=== Problem ===
Copy, from the entries below, each line in which the string "built" appears.

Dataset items

Begin

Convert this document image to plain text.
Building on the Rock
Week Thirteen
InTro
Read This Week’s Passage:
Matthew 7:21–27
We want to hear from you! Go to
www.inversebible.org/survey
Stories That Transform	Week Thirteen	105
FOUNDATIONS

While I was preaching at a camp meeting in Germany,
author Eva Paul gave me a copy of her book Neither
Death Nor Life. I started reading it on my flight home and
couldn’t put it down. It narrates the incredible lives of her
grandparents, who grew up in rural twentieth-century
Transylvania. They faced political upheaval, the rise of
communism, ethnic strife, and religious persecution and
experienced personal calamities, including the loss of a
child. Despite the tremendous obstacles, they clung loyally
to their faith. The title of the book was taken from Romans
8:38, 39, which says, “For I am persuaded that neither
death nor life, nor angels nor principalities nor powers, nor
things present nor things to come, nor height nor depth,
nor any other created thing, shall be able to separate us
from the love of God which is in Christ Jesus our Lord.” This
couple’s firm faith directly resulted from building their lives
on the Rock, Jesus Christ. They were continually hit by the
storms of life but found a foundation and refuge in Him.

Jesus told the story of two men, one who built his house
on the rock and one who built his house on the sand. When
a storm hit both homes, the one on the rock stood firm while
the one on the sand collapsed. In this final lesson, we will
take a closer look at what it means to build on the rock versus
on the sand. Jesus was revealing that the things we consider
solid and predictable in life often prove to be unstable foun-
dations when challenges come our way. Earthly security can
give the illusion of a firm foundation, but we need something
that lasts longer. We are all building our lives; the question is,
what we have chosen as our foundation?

End

=== Task output ===
Jesus told the story of two men, one who built his house
on the rock and one who built his house on the sand. When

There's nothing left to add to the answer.